§ BRIEF
Retype the material that follows, keeping every word as it is.

§ THE RECORDS
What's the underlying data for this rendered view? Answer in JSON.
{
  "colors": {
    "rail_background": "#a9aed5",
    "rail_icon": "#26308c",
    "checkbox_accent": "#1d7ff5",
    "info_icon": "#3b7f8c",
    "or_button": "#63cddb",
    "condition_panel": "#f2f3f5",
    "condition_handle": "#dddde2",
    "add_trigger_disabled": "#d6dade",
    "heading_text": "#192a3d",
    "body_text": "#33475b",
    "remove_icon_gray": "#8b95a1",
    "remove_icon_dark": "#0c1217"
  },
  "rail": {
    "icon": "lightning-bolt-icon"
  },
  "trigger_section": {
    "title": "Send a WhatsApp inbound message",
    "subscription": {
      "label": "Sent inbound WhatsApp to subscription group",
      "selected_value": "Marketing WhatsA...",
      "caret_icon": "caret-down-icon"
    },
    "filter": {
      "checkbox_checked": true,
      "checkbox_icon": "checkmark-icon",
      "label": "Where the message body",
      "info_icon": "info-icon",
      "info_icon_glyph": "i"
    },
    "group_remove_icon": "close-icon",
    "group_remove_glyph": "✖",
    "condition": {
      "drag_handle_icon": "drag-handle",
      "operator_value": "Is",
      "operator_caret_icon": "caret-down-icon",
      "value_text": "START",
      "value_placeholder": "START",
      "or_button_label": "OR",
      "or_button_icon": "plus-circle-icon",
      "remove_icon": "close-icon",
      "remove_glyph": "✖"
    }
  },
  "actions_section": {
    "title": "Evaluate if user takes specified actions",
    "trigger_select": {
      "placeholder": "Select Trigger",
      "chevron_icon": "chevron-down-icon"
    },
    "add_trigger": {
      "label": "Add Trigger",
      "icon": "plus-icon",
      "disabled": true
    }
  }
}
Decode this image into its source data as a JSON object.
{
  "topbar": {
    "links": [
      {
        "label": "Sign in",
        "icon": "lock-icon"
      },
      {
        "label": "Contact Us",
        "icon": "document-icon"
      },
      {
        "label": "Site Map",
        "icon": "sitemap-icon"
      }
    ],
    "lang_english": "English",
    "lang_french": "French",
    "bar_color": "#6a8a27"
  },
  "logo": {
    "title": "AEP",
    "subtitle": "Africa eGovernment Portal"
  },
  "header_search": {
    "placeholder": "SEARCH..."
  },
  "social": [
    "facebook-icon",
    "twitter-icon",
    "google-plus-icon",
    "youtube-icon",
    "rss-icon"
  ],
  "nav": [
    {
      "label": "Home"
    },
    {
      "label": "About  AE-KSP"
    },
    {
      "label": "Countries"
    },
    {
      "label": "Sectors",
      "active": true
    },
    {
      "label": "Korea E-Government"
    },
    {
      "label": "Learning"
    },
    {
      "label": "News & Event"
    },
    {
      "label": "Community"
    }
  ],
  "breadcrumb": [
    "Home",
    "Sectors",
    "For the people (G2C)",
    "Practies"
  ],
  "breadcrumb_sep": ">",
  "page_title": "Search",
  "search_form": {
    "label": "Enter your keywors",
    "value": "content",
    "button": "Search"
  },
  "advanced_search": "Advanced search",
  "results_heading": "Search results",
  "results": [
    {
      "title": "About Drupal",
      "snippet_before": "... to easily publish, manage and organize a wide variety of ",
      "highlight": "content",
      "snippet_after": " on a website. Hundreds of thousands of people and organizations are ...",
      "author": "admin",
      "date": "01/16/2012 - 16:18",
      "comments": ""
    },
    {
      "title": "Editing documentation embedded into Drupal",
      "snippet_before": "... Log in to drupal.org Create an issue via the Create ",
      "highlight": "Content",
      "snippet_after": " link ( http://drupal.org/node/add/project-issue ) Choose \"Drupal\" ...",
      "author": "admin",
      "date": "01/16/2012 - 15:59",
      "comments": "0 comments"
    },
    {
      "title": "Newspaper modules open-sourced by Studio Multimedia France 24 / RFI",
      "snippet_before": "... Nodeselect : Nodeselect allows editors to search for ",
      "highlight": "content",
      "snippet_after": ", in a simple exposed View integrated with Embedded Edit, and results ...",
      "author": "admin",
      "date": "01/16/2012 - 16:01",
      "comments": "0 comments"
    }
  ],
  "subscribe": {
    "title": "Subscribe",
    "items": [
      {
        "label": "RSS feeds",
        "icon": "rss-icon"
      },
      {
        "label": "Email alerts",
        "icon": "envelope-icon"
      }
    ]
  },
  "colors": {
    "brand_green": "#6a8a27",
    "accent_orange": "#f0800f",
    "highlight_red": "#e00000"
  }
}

§ FULL SOLUTION
What's the underlying data for this rendered view? Answer in JSON.
{
  "colors": {
    "rail_background": "#a9aed5",
    "rail_icon": "#26308c",
    "checkbox_accent": "#1d7ff5",
    "info_icon": "#3b7f8c",
    "or_button": "#63cddb",
    "condition_panel": "#f2f3f5",
    "condition_handle": "#dddde2",
    "add_trigger_disabled": "#d6dade",
    "heading_text": "#192a3d",
    "body_text": "#33475b",
    "remove_icon_gray": "#8b95a1",
    "remove_icon_dark": "#0c1217"
  },
  "rail": {
    "icon": "lightning-bolt-icon"
  },
  "trigger_section": {
    "title": "Send a WhatsApp inbound message",
    "subscription": {
      "label": "Sent inbound WhatsApp to subscription group",
      "selected_value": "Marketing WhatsA...",
      "caret_icon": "caret-down-icon"
    },
    "filter": {
      "checkbox_checked": true,
      "checkbox_icon": "checkmark-icon",
      "label": "Where the message body",
      "info_icon": "info-icon",
      "info_icon_glyph": "i"
    },
    "group_remove_icon": "close-icon",
    "group_remove_glyph": "✖",
    "condition": {
      "drag_handle_icon": "drag-handle",
      "operator_value": "Is",
      "operator_caret_icon": "caret-down-icon",
      "value_text": "START",
      "value_placeholder": "START",
      "or_button_label": "OR",
      "or_button_icon": "plus-circle-icon",
      "remove_icon": "close-icon",
      "remove_glyph": "✖"
    }
  },
  "actions_section": {
    "title": "Evaluate if user takes specified actions",
    "trigger_select": {
      "placeholder": "Select Trigger",
      "chevron_icon": "chevron-down-icon"
    },
    "add_trigger": {
      "label": "Add Trigger",
      "icon": "plus-icon",
      "disabled": true
    }
  }
}
Decode this image into its source data as a JSON object.
{
  "topbar": {
    "links": [
      {
        "label": "Sign in",
        "icon": "lock-icon"
      },
      {
        "label": "Contact Us",
        "icon": "document-icon"
      },
      {
        "label": "Site Map",
        "icon": "sitemap-icon"
      }
    ],
    "lang_english": "English",
    "lang_french": "French",
    "bar_color": "#6a8a27"
  },
  "logo": {
    "title": "AEP",
    "subtitle": "Africa eGovernment Portal"
  },
  "header_search": {
    "placeholder": "SEARCH..."
  },
  "social": [
    "facebook-icon",
    "twitter-icon",
    "google-plus-icon",
    "youtube-icon",
    "rss-icon"
  ],
  "nav": [
    {
      "label": "Home"
    },
    {
      "label": "About  AE-KSP"
    },
    {
      "label": "Countries"
    },
    {
      "label": "Sectors",
      "active": true
    },
    {
      "label": "Korea E-Government"
    },
    {
      "label": "Learning"
    },
    {
      "label": "News & Event"
    },
    {
      "label": "Community"
    }
  ],
  "breadcrumb": [
    "Home",
    "Sectors",
    "For the people (G2C)",
    "Practies"
  ],
  "breadcrumb_sep": ">",
  "page_title": "Search",
  "search_form": {
    "label": "Enter your keywors",
    "value": "content",
    "button": "Search"
  },
  "advanced_search": "Advanced search",
  "results_heading": "Search results",
  "results": [
    {
      "title": "About Drupal",
      "snippet_before": "... to easily publish, manage and organize a wide variety of ",
      "highlight": "content",
      "snippet_after": " on a website. Hundreds of thousands of people and organizations are ...",
      "author": "admin",
      "date": "01/16/2012 - 16:18",
      "comments": ""
    },
    {
      "title": "Editing documentation embedded into Drupal",
      "snippet_before": "... Log in to drupal.org Create an issue via the Create ",
      "highlight": "Content",
      "snippet_after": " link ( http://drupal.org/node/add/project-issue ) Choose \"Drupal\" ...",
      "author": "admin",
      "date": "01/16/2012 - 15:59",
      "comments": "0 comments"
    },
    {
      "title": "Newspaper modules open-sourced by Studio Multimedia France 24 / RFI",
      "snippet_before": "... Nodeselect : Nodeselect allows editors to search for ",
      "highlight": "content",
      "snippet_after": ", in a simple exposed View integrated with Embedded Edit, and results ...",
      "author": "admin",
      "date": "01/16/2012 - 16:01",
      "comments": "0 comments"
    }
  ],
  "subscribe": {
    "title": "Subscribe",
    "items": [
      {
        "label": "RSS feeds",
        "icon": "rss-icon"
      },
      {
        "label": "Email alerts",
        "icon": "envelope-icon"
      }
    ]
  },
  "colors": {
    "brand_green": "#6a8a27",
    "accent_orange": "#f0800f",
    "highlight_red": "#e00000"
  }
}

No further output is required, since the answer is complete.